### THE TASK:
In the entries below, find the lines that contain the word "turun" and copy them.

### INPUT RECORDS:

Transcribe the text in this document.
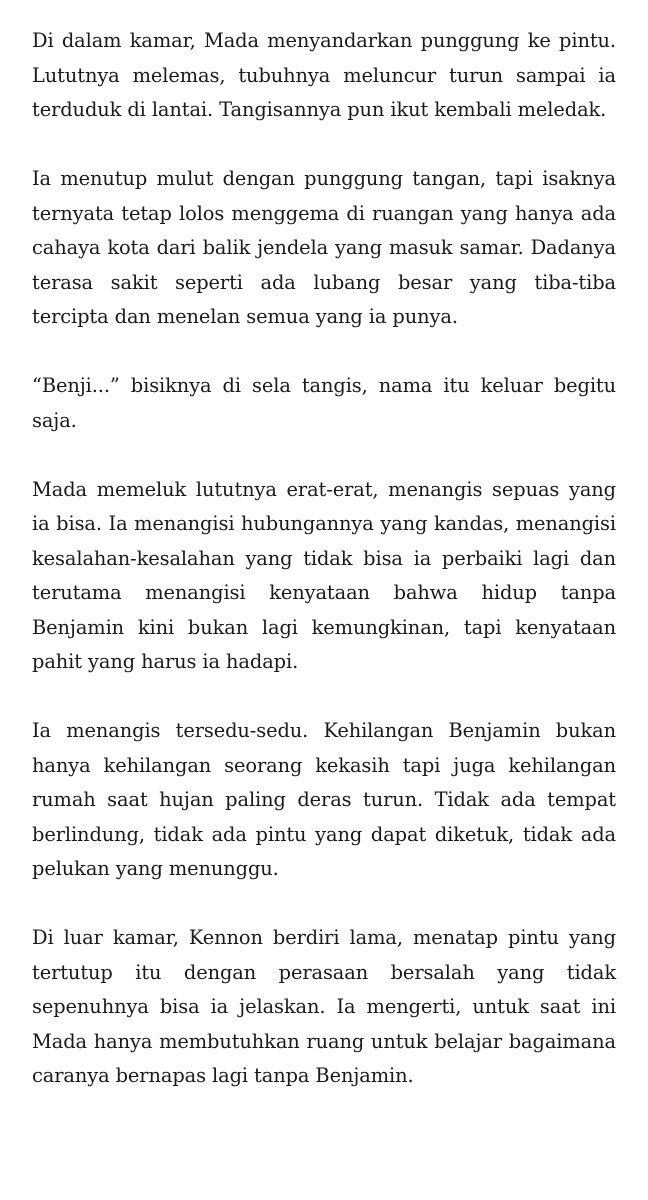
Di dalam kamar, Mada menyandarkan punggung ke pintu. Lututnya melemas, tubuhnya meluncur turun sampai ia terduduk di lantai. Tangisannya pun ikut kembali meledak.

Ia menutup mulut dengan punggung tangan, tapi isaknya ternyata tetap lolos menggema di ruangan yang hanya ada cahaya kota dari balik jendela yang masuk samar. Dadanya terasa sakit seperti ada lubang besar yang tiba-tiba tercipta dan menelan semua yang ia punya.

“Benji...” bisiknya di sela tangis, nama itu keluar begitu saja.

Mada memeluk lututnya erat-erat, menangis sepuas yang ia bisa. Ia menangisi hubungannya yang kandas, menangisi kesalahan-kesalahan yang tidak bisa ia perbaiki lagi dan terutama menangisi kenyataan bahwa hidup tanpa Benjamin kini bukan lagi kemungkinan, tapi kenyataan pahit yang harus ia hadapi.

Ia menangis tersedu-sedu. Kehilangan Benjamin bukan hanya kehilangan seorang kekasih tapi juga kehilangan rumah saat hujan paling deras turun. Tidak ada tempat berlindung, tidak ada pintu yang dapat diketuk, tidak ada pelukan yang menunggu.

Di luar kamar, Kennon berdiri lama, menatap pintu yang tertutup itu dengan perasaan bersalah yang tidak sepenuhnya bisa ia jelaskan. Ia mengerti, untuk saat ini Mada hanya membutuhkan ruang untuk belajar bagaimana caranya bernapas lagi tanpa Benjamin.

### EXPECTED ANSWER:
Di dalam kamar, Mada menyandarkan punggung ke pintu. Lututnya melemas, tubuhnya meluncur turun sampai ia terduduk di lantai. Tangisannya pun ikut kembali meledak.
Ia menangis tersedu-sedu. Kehilangan Benjamin bukan hanya kehilangan seorang kekasih tapi juga kehilangan rumah saat hujan paling deras turun. Tidak ada tempat berlindung, tidak ada pintu yang dapat diketuk, tidak ada pelukan yang menunggu.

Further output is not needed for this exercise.